** START OF Entries provided **

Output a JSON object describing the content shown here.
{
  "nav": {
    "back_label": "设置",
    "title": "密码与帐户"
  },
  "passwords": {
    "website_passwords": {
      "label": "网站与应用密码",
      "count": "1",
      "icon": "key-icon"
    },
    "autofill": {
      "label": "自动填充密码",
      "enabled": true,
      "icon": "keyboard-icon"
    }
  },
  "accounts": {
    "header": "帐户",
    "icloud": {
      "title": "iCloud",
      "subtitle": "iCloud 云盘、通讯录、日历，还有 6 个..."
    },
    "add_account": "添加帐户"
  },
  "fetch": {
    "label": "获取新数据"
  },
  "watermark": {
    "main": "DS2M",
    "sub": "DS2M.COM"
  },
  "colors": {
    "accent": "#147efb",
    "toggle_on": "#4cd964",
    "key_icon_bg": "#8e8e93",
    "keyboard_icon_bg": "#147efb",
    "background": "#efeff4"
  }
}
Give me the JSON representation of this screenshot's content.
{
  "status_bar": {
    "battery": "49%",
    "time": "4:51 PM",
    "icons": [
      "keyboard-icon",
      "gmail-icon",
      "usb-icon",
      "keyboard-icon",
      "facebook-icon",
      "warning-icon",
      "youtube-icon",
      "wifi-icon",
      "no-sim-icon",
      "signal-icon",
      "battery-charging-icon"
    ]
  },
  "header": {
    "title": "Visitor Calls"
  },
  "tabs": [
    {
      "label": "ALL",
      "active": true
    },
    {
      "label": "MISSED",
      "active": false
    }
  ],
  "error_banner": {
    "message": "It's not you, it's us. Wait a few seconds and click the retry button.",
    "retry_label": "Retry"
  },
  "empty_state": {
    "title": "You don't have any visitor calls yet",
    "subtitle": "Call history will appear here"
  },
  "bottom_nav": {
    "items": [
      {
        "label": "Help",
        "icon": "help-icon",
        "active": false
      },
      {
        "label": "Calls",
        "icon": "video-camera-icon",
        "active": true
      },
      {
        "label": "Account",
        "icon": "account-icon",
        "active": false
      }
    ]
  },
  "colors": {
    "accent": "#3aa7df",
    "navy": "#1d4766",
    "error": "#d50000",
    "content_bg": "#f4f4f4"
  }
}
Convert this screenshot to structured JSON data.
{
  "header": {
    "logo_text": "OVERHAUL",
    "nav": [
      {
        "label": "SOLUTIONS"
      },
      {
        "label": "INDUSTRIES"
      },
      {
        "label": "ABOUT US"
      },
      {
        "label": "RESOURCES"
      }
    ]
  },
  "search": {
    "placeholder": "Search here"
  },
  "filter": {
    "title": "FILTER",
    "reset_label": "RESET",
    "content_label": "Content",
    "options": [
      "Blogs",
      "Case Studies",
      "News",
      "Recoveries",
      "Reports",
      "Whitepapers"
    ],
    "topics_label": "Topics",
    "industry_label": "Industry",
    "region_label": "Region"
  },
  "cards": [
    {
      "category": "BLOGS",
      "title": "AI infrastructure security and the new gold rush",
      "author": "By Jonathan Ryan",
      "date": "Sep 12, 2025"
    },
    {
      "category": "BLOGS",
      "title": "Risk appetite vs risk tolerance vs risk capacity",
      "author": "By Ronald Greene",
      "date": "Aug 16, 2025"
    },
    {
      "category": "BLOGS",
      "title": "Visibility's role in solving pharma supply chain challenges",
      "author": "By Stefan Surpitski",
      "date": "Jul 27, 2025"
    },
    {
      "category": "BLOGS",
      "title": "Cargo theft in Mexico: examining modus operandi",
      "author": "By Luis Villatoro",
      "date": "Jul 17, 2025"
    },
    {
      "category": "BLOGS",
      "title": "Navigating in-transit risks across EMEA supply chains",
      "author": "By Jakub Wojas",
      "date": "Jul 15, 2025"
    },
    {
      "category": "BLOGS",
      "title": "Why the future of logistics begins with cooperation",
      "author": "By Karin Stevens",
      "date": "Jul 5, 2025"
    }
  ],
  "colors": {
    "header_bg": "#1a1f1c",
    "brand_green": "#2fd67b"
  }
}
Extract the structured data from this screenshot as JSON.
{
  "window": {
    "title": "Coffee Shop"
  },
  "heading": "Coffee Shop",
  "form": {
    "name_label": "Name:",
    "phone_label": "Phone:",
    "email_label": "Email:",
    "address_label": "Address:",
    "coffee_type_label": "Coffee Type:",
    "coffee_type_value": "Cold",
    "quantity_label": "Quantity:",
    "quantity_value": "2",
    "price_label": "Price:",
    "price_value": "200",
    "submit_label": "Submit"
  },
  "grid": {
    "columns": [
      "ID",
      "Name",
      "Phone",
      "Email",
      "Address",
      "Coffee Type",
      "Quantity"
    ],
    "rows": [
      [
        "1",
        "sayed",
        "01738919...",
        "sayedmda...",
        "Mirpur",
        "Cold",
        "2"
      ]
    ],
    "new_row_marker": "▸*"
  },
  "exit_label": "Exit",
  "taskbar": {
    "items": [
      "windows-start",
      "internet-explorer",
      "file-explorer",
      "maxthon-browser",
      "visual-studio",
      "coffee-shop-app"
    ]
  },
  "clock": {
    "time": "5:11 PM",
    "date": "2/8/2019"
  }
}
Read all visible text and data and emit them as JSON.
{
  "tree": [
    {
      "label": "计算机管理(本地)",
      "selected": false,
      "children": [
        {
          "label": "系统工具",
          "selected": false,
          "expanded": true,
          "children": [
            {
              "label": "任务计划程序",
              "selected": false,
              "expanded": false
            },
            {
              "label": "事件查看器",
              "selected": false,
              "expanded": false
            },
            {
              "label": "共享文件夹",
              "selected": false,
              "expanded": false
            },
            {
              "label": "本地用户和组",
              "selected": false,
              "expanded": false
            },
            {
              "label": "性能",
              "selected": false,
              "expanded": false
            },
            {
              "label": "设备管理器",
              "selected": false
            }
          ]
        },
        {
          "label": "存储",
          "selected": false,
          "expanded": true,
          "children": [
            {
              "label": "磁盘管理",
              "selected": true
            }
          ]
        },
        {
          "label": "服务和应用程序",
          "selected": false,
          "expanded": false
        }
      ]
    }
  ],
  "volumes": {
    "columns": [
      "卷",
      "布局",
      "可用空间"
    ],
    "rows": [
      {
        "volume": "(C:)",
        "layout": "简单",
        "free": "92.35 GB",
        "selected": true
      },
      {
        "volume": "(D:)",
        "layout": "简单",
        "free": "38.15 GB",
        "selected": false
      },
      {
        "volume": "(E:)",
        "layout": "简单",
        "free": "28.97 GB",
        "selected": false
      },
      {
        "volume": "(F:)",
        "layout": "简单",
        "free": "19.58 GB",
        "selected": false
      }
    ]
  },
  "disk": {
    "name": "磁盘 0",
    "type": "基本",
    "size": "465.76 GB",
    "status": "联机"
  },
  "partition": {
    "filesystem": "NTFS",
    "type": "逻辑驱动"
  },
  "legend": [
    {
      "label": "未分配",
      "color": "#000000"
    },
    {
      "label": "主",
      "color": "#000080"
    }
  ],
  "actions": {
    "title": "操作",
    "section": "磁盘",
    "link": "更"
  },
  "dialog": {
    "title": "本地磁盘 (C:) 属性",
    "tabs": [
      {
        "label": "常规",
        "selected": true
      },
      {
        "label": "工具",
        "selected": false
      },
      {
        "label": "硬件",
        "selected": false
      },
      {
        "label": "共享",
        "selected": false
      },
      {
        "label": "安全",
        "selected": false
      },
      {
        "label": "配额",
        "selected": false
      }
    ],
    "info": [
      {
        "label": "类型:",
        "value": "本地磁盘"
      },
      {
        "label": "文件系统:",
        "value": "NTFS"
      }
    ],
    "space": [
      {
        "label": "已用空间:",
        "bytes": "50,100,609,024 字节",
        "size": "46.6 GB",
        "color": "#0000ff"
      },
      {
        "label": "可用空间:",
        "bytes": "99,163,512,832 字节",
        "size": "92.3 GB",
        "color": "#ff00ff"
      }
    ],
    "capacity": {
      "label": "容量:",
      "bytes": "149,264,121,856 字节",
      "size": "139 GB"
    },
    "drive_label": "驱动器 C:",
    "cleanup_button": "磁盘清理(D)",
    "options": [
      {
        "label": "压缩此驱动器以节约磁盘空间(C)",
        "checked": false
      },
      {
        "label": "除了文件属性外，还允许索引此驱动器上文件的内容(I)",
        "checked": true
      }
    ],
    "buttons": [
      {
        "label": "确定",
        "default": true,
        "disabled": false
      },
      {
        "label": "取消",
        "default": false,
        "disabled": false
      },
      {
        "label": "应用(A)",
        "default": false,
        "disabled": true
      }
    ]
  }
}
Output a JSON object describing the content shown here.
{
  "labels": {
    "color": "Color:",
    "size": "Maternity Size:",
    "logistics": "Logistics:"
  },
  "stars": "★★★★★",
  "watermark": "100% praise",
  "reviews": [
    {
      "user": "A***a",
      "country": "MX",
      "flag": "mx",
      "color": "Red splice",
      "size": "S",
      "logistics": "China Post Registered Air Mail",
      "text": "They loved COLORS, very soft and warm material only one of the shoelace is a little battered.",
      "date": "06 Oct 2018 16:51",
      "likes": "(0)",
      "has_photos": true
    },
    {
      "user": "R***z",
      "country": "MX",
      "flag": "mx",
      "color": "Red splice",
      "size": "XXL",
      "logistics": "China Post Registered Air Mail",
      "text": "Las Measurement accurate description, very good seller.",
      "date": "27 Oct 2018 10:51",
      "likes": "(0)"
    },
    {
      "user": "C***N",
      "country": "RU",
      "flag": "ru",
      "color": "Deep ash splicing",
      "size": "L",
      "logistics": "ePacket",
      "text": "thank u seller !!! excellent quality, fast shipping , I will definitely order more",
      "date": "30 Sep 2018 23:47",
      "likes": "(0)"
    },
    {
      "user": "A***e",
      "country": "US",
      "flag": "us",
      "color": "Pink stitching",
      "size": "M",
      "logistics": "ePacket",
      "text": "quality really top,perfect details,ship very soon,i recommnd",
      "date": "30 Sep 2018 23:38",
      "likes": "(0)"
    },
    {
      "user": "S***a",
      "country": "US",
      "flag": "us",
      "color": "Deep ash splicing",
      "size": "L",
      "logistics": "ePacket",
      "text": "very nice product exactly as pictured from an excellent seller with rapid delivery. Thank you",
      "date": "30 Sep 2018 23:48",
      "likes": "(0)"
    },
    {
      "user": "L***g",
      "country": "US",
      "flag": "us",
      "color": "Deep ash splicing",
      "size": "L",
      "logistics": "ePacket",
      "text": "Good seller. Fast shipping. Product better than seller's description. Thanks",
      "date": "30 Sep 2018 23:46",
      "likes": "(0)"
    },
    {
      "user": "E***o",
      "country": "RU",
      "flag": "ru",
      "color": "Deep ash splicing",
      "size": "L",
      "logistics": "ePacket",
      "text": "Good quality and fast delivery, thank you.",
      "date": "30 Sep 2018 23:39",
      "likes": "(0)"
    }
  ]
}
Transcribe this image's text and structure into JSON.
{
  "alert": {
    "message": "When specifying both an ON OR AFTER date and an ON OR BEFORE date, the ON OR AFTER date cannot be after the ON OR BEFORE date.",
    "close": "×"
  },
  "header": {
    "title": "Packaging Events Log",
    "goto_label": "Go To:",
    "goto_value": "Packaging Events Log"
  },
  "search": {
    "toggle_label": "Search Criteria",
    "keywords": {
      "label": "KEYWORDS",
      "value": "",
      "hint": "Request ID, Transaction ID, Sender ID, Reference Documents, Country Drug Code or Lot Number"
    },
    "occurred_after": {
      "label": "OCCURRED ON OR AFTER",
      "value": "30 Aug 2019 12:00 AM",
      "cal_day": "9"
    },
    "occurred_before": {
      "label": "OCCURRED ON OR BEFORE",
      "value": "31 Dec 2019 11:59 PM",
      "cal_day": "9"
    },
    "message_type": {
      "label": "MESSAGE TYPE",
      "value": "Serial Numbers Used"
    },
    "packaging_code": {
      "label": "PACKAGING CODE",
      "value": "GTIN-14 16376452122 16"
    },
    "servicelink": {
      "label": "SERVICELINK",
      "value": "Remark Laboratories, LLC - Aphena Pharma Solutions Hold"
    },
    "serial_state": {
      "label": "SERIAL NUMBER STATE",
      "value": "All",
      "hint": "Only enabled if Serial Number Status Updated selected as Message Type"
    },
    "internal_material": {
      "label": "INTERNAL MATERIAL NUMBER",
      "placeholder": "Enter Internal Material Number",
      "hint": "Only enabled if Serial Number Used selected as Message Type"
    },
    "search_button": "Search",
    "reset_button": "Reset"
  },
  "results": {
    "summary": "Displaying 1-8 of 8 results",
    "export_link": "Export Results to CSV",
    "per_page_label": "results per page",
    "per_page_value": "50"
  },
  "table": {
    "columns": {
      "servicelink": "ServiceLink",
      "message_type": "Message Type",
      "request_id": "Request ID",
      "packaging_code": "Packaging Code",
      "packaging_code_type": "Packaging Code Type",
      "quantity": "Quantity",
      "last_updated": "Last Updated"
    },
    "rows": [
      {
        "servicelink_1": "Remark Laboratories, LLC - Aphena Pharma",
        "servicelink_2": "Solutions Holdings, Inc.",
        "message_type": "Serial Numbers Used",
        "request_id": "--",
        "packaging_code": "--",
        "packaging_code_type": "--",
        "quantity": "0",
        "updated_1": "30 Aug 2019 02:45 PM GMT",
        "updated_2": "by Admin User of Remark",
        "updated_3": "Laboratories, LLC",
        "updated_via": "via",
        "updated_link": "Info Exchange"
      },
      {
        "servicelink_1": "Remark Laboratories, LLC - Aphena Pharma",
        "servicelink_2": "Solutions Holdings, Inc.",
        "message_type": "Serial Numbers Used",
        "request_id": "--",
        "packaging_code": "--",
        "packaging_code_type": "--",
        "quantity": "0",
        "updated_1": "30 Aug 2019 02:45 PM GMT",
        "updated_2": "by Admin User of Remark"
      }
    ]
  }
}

** END OF Entries provided **

→ **To do**:
Scan the lines above for "excellent", then copy every one that has it.

→ **Reply**:
      "text": "thank u seller !!! excellent quality, fast shipping , I will definitely order more",
      "text": "very nice product exactly as pictured from an excellent seller with rapid delivery. Thank you",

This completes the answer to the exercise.